BRIEF
Quote the part of the listing below that begins with the line containing "checkbox-nao-aplica-data-label: Não se" and ends with the line containing "label-data-primeiro: *Data do", both included, reproducing every line unchanged.

[Records taken from a collection]
------
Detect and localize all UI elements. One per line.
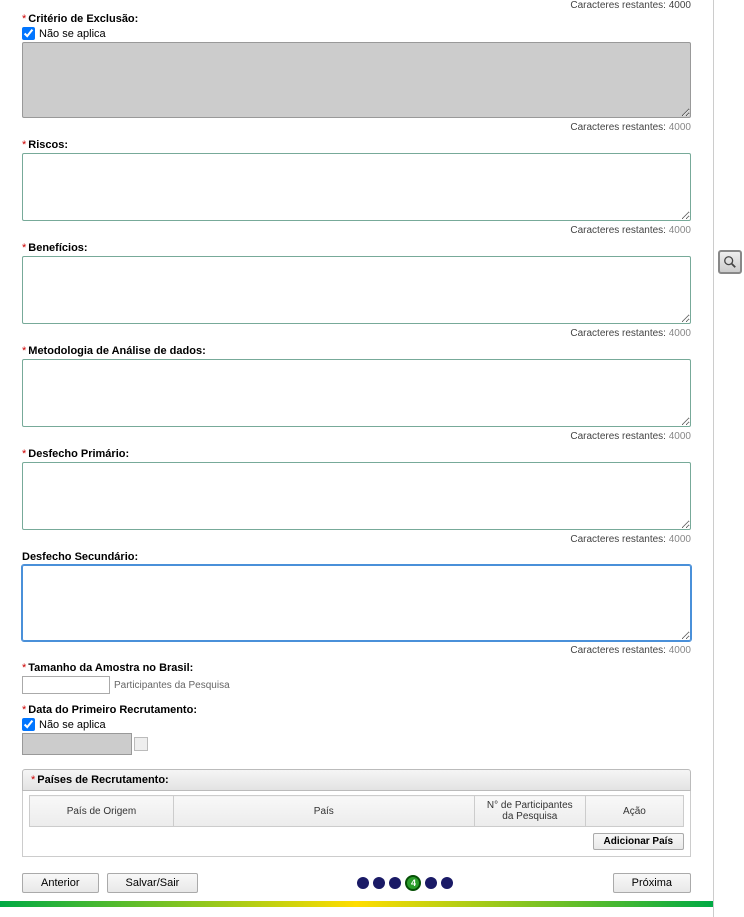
checkbox-nao-aplica-data-label: Não se aplica	[39, 719, 106, 731]
char-remaining-top: Caracteres restantes: 4000	[22, 0, 691, 11]
textarea-desfecho-secundario[interactable]	[22, 565, 691, 641]
label-metodologia: *Metodologia de Análise de dados:	[22, 345, 691, 357]
step-dot-6[interactable]	[441, 877, 453, 889]
col-participantes: N° de Participantes da Pesquisa	[474, 796, 585, 827]
hint-participantes: Participantes da Pesquisa	[114, 680, 230, 691]
step-dot-4-active[interactable]: 4	[405, 875, 421, 891]
add-pais-button[interactable]: Adicionar País	[593, 833, 684, 850]
field-desfecho-secundario: Desfecho Secundário: Caracteres restante…	[22, 551, 691, 656]
proxima-button[interactable]: Próxima	[613, 873, 691, 893]
checkbox-nao-aplica-exclusao-label: Não se aplica	[39, 28, 106, 40]
label-data-primeiro: *Data do Primeiro Recrutamento:	[22, 704, 691, 716]
section-paises-recrutamento: *Países de Recrutamento: País de Origem …	[22, 769, 691, 857]
header-paises-recrutamento: *Países de Recrutamento:	[22, 769, 691, 791]
checkbox-nao-aplica-exclusao[interactable]: Não se aplica	[22, 27, 691, 40]
char-remaining-metodologia: Caracteres restantes: 4000	[22, 431, 691, 442]
step-indicator: 4	[357, 875, 453, 891]
input-data-primeiro	[22, 733, 132, 755]
zoom-icon[interactable]	[718, 250, 742, 274]
field-criterio-exclusao: *Critério de Exclusão: Não se aplica Car…	[22, 13, 691, 133]
char-remaining-riscos: Caracteres restantes: 4000	[22, 225, 691, 236]
footer-stripe	[0, 901, 713, 907]
col-acao: Ação	[585, 796, 683, 827]
table-paises: País de Origem País N° de Participantes …	[29, 795, 684, 827]
field-desfecho-primario: *Desfecho Primário: Caracteres restantes…	[22, 448, 691, 545]
textarea-desfecho-primario[interactable]	[22, 462, 691, 530]
step-dot-2[interactable]	[373, 877, 385, 889]
salvar-sair-button[interactable]: Salvar/Sair	[107, 873, 199, 893]
label-tamanho-amostra: *Tamanho da Amostra no Brasil:	[22, 662, 691, 674]
footer-nav: Anterior Salvar/Sair 4 Próxima	[22, 873, 691, 893]
checkbox-nao-aplica-data[interactable]: Não se aplica	[22, 718, 691, 731]
checkbox-nao-aplica-exclusao-input[interactable]	[22, 27, 35, 40]
field-beneficios: *Benefícios: Caracteres restantes: 4000	[22, 242, 691, 339]
field-riscos: *Riscos: Caracteres restantes: 4000	[22, 139, 691, 236]
char-remaining-desfecho-secundario: Caracteres restantes: 4000	[22, 645, 691, 656]
textarea-metodologia[interactable]	[22, 359, 691, 427]
textarea-criterio-exclusao	[22, 42, 691, 118]
label-riscos: *Riscos:	[22, 139, 691, 151]
textarea-beneficios[interactable]	[22, 256, 691, 324]
anterior-button[interactable]: Anterior	[22, 873, 99, 893]
step-dot-3[interactable]	[389, 877, 401, 889]
label-criterio-exclusao: *Critério de Exclusão:	[22, 13, 691, 25]
char-remaining-desfecho-primario: Caracteres restantes: 4000	[22, 534, 691, 545]
field-tamanho-amostra: *Tamanho da Amostra no Brasil: Participa…	[22, 662, 691, 694]
char-remaining-beneficios: Caracteres restantes: 4000	[22, 328, 691, 339]
label-desfecho-secundario: Desfecho Secundário:	[22, 551, 691, 563]
field-data-primeiro: *Data do Primeiro Recrutamento: Não se a…	[22, 704, 691, 755]
step-dot-5[interactable]	[425, 877, 437, 889]
textarea-riscos[interactable]	[22, 153, 691, 221]
checkbox-nao-aplica-data-input[interactable]	[22, 718, 35, 731]
input-tamanho-amostra[interactable]	[22, 676, 110, 694]
col-pais: País	[173, 796, 474, 827]
char-remaining-exclusao: Caracteres restantes: 4000	[22, 122, 691, 133]
calendar-icon[interactable]	[134, 737, 148, 751]
table-row: País de Origem País N° de Participantes …	[30, 796, 684, 827]
col-pais-origem: País de Origem	[30, 796, 174, 827]
label-desfecho-primario: *Desfecho Primário:	[22, 448, 691, 460]
label-beneficios: *Benefícios:	[22, 242, 691, 254]
step-dot-1[interactable]	[357, 877, 369, 889]
field-metodologia: *Metodologia de Análise de dados: Caract…	[22, 345, 691, 442]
------
THE SOLUTION
checkbox-nao-aplica-data-label: Não se aplica	[39, 719, 106, 731]
char-remaining-top: Caracteres restantes: 4000	[22, 0, 691, 11]
textarea-desfecho-secundario[interactable]	[22, 565, 691, 641]
label-metodologia: *Metodologia de Análise de dados:	[22, 345, 691, 357]
step-dot-6[interactable]	[441, 877, 453, 889]
col-participantes: N° de Participantes da Pesquisa	[474, 796, 585, 827]
hint-participantes: Participantes da Pesquisa	[114, 680, 230, 691]
step-dot-4-active[interactable]: 4	[405, 875, 421, 891]
add-pais-button[interactable]: Adicionar País	[593, 833, 684, 850]
field-desfecho-secundario: Desfecho Secundário: Caracteres restante…	[22, 551, 691, 656]
proxima-button[interactable]: Próxima	[613, 873, 691, 893]
checkbox-nao-aplica-exclusao-label: Não se aplica	[39, 28, 106, 40]
label-data-primeiro: *Data do Primeiro Recrutamento:	[22, 704, 691, 716]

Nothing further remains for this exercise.